• _Data listing_:
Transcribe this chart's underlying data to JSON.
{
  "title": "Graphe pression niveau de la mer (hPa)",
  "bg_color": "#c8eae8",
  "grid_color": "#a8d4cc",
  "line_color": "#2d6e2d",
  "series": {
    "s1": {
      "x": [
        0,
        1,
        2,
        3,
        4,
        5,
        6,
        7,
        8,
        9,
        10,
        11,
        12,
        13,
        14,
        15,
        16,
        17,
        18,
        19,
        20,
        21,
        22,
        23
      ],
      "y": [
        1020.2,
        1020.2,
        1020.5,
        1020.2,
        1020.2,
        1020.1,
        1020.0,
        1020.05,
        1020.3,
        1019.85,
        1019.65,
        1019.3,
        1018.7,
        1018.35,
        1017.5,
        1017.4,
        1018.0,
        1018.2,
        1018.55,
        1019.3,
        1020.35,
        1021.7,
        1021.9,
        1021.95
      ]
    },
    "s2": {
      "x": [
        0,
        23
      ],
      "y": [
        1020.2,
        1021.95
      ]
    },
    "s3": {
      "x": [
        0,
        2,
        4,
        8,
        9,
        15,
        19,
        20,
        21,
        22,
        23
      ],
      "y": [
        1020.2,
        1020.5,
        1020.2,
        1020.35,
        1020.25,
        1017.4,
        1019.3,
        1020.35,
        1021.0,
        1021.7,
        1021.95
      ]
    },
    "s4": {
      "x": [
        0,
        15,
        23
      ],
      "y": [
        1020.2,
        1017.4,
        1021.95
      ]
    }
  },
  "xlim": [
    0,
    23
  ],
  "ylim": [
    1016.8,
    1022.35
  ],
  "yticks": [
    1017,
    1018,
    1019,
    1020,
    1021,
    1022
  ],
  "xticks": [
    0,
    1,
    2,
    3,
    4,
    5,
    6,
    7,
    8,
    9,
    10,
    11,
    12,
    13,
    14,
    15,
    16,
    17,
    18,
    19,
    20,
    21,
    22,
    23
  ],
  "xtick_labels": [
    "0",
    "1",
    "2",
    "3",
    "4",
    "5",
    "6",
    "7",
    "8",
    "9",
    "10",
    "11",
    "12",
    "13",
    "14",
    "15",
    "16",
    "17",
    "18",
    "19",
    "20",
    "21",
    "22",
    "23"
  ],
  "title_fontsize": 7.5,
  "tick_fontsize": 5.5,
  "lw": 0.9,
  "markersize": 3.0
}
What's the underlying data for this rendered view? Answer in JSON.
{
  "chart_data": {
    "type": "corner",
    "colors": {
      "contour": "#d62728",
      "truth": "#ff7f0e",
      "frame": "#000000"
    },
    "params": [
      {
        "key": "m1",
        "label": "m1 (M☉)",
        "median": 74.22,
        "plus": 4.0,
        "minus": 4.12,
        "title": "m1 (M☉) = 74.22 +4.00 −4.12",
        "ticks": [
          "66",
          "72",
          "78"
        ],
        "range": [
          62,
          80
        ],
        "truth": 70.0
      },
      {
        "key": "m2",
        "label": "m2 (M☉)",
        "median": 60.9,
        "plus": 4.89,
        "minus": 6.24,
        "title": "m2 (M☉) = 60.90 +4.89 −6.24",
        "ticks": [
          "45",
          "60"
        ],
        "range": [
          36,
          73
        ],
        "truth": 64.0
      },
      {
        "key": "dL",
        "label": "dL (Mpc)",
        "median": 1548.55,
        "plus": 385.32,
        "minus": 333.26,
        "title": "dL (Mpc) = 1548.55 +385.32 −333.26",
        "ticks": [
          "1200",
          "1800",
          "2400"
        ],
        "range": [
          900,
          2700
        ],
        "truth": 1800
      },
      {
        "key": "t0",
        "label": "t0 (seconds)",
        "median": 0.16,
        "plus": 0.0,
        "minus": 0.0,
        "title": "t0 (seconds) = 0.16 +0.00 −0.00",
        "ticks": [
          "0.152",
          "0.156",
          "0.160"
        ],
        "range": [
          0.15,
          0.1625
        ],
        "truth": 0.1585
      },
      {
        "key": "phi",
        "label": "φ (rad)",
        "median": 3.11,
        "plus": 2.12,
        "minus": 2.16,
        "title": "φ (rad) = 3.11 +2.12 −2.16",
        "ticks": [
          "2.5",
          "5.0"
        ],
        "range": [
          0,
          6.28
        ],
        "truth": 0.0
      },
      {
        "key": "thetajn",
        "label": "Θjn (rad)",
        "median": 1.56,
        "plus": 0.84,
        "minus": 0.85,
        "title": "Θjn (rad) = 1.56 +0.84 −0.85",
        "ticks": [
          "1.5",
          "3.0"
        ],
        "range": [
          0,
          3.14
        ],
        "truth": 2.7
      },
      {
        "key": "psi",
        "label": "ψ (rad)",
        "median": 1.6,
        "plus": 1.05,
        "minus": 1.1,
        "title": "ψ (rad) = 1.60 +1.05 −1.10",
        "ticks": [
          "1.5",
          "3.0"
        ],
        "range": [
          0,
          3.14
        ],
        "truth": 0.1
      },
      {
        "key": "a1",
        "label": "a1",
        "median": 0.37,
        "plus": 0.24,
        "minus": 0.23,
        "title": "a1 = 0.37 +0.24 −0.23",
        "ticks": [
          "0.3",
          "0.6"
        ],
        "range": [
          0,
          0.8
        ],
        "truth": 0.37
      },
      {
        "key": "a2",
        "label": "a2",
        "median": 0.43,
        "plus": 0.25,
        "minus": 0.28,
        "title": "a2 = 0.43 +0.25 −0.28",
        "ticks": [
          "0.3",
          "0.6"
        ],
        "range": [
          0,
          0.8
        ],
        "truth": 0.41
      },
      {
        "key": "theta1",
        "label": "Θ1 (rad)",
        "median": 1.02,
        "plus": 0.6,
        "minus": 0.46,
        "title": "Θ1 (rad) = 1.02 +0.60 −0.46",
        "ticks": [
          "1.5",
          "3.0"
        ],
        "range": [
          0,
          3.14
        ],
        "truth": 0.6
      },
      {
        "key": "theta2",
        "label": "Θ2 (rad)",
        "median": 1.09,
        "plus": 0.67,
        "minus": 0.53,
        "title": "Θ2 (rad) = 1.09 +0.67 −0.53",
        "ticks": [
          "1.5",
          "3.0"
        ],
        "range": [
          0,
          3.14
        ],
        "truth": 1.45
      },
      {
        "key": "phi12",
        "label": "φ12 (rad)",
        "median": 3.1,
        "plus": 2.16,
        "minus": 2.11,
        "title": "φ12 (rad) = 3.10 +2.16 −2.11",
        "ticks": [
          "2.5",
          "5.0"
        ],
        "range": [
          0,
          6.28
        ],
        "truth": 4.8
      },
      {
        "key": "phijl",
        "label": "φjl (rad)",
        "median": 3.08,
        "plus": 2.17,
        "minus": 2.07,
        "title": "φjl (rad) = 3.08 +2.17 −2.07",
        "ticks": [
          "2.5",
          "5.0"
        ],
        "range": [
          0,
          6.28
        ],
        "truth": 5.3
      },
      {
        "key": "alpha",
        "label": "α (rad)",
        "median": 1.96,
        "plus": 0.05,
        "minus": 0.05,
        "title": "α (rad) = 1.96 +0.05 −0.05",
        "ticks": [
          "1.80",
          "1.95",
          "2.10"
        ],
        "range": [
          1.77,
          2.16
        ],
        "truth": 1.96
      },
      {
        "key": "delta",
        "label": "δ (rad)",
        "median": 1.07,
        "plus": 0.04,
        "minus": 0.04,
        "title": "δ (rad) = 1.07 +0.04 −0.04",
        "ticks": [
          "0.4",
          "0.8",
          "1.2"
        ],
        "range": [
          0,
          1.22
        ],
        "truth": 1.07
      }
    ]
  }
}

• _Work to do_: Filter the records down to the lines that contain the string "underlying", and copy those lines.

• _Exercise answer_:
Transcribe this chart's underlying data to JSON.
What's the underlying data for this rendered view? Answer in JSON.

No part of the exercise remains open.